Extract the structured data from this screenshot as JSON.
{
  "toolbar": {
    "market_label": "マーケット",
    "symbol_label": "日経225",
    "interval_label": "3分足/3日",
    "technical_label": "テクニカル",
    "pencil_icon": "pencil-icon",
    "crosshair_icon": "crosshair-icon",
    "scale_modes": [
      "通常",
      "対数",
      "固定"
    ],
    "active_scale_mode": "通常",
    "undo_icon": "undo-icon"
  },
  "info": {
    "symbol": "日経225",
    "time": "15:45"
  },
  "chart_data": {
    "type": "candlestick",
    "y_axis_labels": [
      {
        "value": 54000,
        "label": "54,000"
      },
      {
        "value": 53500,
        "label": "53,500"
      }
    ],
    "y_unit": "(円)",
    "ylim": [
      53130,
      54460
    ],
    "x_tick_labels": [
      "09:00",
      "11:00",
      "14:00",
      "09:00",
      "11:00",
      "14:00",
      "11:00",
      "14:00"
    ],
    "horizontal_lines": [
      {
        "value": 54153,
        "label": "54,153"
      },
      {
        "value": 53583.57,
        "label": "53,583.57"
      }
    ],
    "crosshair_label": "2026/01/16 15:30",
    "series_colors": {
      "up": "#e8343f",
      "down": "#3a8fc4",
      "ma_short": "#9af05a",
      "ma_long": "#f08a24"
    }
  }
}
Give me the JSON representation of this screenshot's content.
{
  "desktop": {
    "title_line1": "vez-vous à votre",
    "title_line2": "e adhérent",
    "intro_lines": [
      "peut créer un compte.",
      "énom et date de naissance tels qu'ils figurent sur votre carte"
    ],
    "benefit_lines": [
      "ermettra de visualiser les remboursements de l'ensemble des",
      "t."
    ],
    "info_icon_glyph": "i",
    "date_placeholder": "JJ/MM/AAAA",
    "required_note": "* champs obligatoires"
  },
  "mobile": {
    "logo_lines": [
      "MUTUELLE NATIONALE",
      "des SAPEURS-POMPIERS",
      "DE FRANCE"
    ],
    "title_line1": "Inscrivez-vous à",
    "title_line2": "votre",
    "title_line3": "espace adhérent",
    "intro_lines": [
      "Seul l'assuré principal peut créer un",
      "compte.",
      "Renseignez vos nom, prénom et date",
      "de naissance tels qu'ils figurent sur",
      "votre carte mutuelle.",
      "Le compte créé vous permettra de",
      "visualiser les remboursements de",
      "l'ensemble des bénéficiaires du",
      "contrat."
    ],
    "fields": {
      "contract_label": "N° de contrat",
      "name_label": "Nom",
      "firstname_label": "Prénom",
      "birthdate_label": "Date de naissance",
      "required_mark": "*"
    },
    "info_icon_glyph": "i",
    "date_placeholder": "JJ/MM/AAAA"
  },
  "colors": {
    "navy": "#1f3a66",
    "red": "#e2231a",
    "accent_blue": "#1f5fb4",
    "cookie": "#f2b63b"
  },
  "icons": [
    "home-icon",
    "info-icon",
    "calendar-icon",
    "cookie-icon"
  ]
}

DIRECTIVE :: Write down all the entries again without a single difference.

THE RESPONSE ::
Extract the structured data from this screenshot as JSON.
{
  "toolbar": {
    "market_label": "マーケット",
    "symbol_label": "日経225",
    "interval_label": "3分足/3日",
    "technical_label": "テクニカル",
    "pencil_icon": "pencil-icon",
    "crosshair_icon": "crosshair-icon",
    "scale_modes": [
      "通常",
      "対数",
      "固定"
    ],
    "active_scale_mode": "通常",
    "undo_icon": "undo-icon"
  },
  "info": {
    "symbol": "日経225",
    "time": "15:45"
  },
  "chart_data": {
    "type": "candlestick",
    "y_axis_labels": [
      {
        "value": 54000,
        "label": "54,000"
      },
      {
        "value": 53500,
        "label": "53,500"
      }
    ],
    "y_unit": "(円)",
    "ylim": [
      53130,
      54460
    ],
    "x_tick_labels": [
      "09:00",
      "11:00",
      "14:00",
      "09:00",
      "11:00",
      "14:00",
      "11:00",
      "14:00"
    ],
    "horizontal_lines": [
      {
        "value": 54153,
        "label": "54,153"
      },
      {
        "value": 53583.57,
        "label": "53,583.57"
      }
    ],
    "crosshair_label": "2026/01/16 15:30",
    "series_colors": {
      "up": "#e8343f",
      "down": "#3a8fc4",
      "ma_short": "#9af05a",
      "ma_long": "#f08a24"
    }
  }
}
Give me the JSON representation of this screenshot's content.
{
  "desktop": {
    "title_line1": "vez-vous à votre",
    "title_line2": "e adhérent",
    "intro_lines": [
      "peut créer un compte.",
      "énom et date de naissance tels qu'ils figurent sur votre carte"
    ],
    "benefit_lines": [
      "ermettra de visualiser les remboursements de l'ensemble des",
      "t."
    ],
    "info_icon_glyph": "i",
    "date_placeholder": "JJ/MM/AAAA",
    "required_note": "* champs obligatoires"
  },
  "mobile": {
    "logo_lines": [
      "MUTUELLE NATIONALE",
      "des SAPEURS-POMPIERS",
      "DE FRANCE"
    ],
    "title_line1": "Inscrivez-vous à",
    "title_line2": "votre",
    "title_line3": "espace adhérent",
    "intro_lines": [
      "Seul l'assuré principal peut créer un",
      "compte.",
      "Renseignez vos nom, prénom et date",
      "de naissance tels qu'ils figurent sur",
      "votre carte mutuelle.",
      "Le compte créé vous permettra de",
      "visualiser les remboursements de",
      "l'ensemble des bénéficiaires du",
      "contrat."
    ],
    "fields": {
      "contract_label": "N° de contrat",
      "name_label": "Nom",
      "firstname_label": "Prénom",
      "birthdate_label": "Date de naissance",
      "required_mark": "*"
    },
    "info_icon_glyph": "i",
    "date_placeholder": "JJ/MM/AAAA"
  },
  "colors": {
    "navy": "#1f3a66",
    "red": "#e2231a",
    "accent_blue": "#1f5fb4",
    "cookie": "#f2b63b"
  },
  "icons": [
    "home-icon",
    "info-icon",
    "calendar-icon",
    "cookie-icon"
  ]
}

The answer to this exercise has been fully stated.